* **YOUR TASK**: Print the listing in its entirety and exactly, leaving out images.
● ● ● ●
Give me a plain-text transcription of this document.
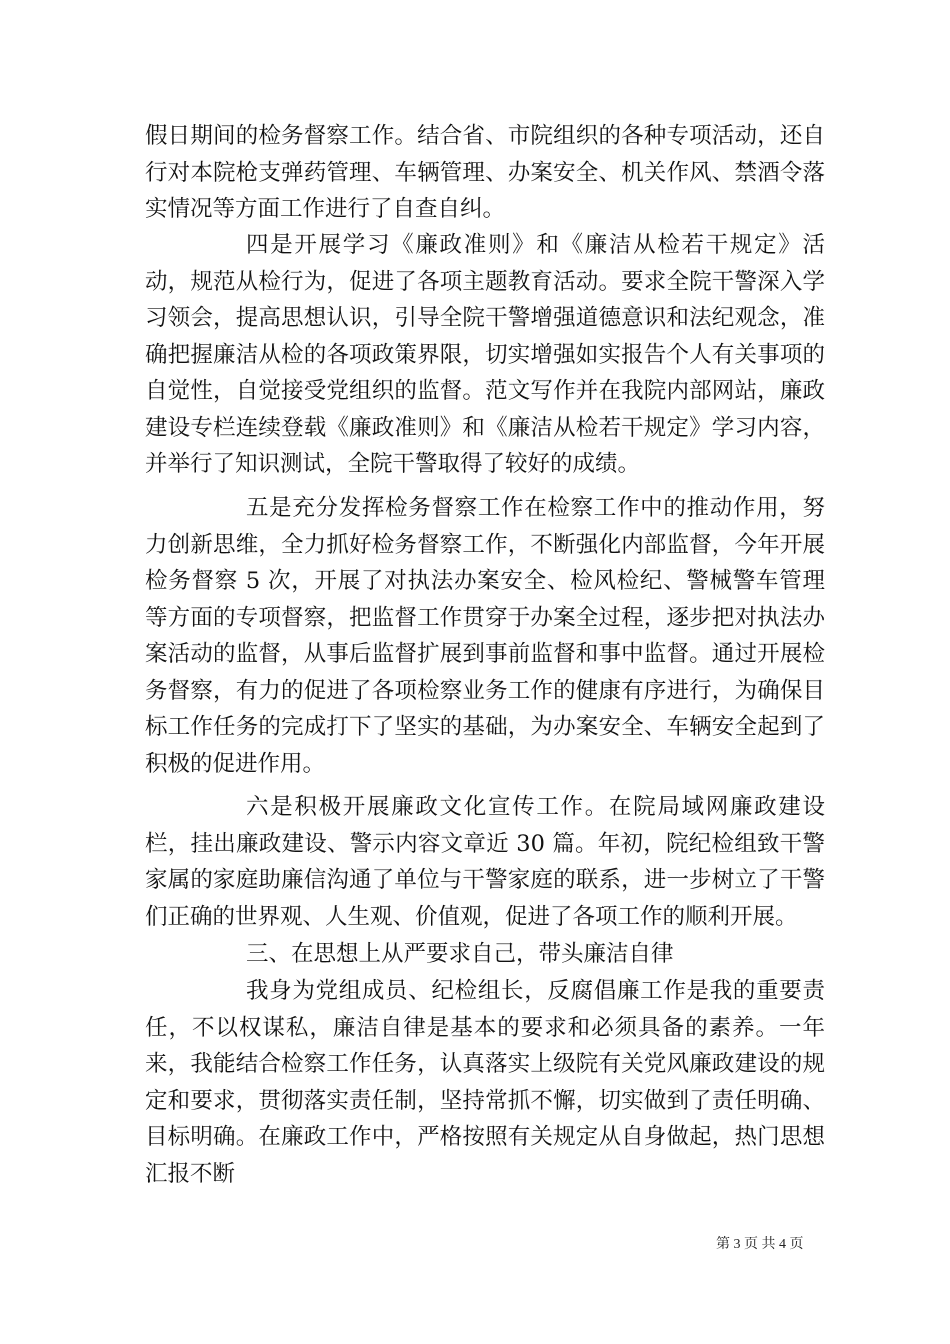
假日期间的检务督察工作。结合省、市院组织的各种专项活动，还自行对本院枪支弹药管理、车辆管理、办案安全、机关作风、禁酒令落实情况等方面工作进行了自查自纠。

四是开展学习《廉政准则》和《廉洁从检若干规定》活动，规范从检行为，促进了各项主题教育活动。要求全院干警深入学习领会，提高思想认识，引导全院干警增强道德意识和法纪观念，准确把握廉洁从检的各项政策界限，切实增强如实报告个人有关事项的自觉性，自觉接受党组织的监督。范文写作并在我院内部网站，廉政建设专栏连续登载《廉政准则》和《廉洁从检若干规定》学习内容，并举行了知识测试，全院干警取得了较好的成绩。

五是充分发挥检务督察工作在检察工作中的推动作用，努力创新思维，全力抓好检务督察工作，不断强化内部监督，今年开展检务督察 5 次，开展了对执法办案安全、检风检纪、警械警车管理等方面的专项督察，把监督工作贯穿于办案全过程，逐步把对执法办案活动的监督，从事后监督扩展到事前监督和事中监督。通过开展检务督察，有力的促进了各项检察业务工作的健康有序进行，为确保目标工作任务的完成打下了坚实的基础，为办案安全、车辆安全起到了积极的促进作用。

六是积极开展廉政文化宣传工作。在院局域网廉政建设栏，挂出廉政建设、警示内容文章近 30 篇。年初，院纪检组致干警家属的家庭助廉信沟通了单位与干警家庭的联系，进一步树立了干警们正确的世界观、人生观、价值观，促进了各项工作的顺利开展。

三、在思想上从严要求自己，带头廉洁自律

我身为党组成员、纪检组长，反腐倡廉工作是我的重要责任，不以权谋私，廉洁自律是基本的要求和必须具备的素养。一年来，我能结合检察工作任务，认真落实上级院有关党风廉政建设的规定和要求，贯彻落实责任制，坚持常抓不懈，切实做到了责任明确、目标明确。在廉政工作中，严格按照有关规定从自身做起，热门思想汇报不断

第 3 页 共 4 页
● ● ● ●
* **FINISHED ANSWER**:
Give me a plain-text transcription of this document.
假日期间的检务督察工作。结合省、市院组织的各种专项活动，还自行对本院枪支弹药管理、车辆管理、办案安全、机关作风、禁酒令落实情况等方面工作进行了自查自纠。

四是开展学习《廉政准则》和《廉洁从检若干规定》活动，规范从检行为，促进了各项主题教育活动。要求全院干警深入学习领会，提高思想认识，引导全院干警增强道德意识和法纪观念，准确把握廉洁从检的各项政策界限，切实增强如实报告个人有关事项的自觉性，自觉接受党组织的监督。范文写作并在我院内部网站，廉政建设专栏连续登载《廉政准则》和《廉洁从检若干规定》学习内容，并举行了知识测试，全院干警取得了较好的成绩。

五是充分发挥检务督察工作在检察工作中的推动作用，努力创新思维，全力抓好检务督察工作，不断强化内部监督，今年开展检务督察 5 次，开展了对执法办案安全、检风检纪、警械警车管理等方面的专项督察，把监督工作贯穿于办案全过程，逐步把对执法办案活动的监督，从事后监督扩展到事前监督和事中监督。通过开展检务督察，有力的促进了各项检察业务工作的健康有序进行，为确保目标工作任务的完成打下了坚实的基础，为办案安全、车辆安全起到了积极的促进作用。

六是积极开展廉政文化宣传工作。在院局域网廉政建设栏，挂出廉政建设、警示内容文章近 30 篇。年初，院纪检组致干警家属的家庭助廉信沟通了单位与干警家庭的联系，进一步树立了干警们正确的世界观、人生观、价值观，促进了各项工作的顺利开展。

三、在思想上从严要求自己，带头廉洁自律

我身为党组成员、纪检组长，反腐倡廉工作是我的重要责任，不以权谋私，廉洁自律是基本的要求和必须具备的素养。一年来，我能结合检察工作任务，认真落实上级院有关党风廉政建设的规定和要求，贯彻落实责任制，坚持常抓不懈，切实做到了责任明确、目标明确。在廉政工作中，严格按照有关规定从自身做起，热门思想汇报不断

第 3 页 共 4 页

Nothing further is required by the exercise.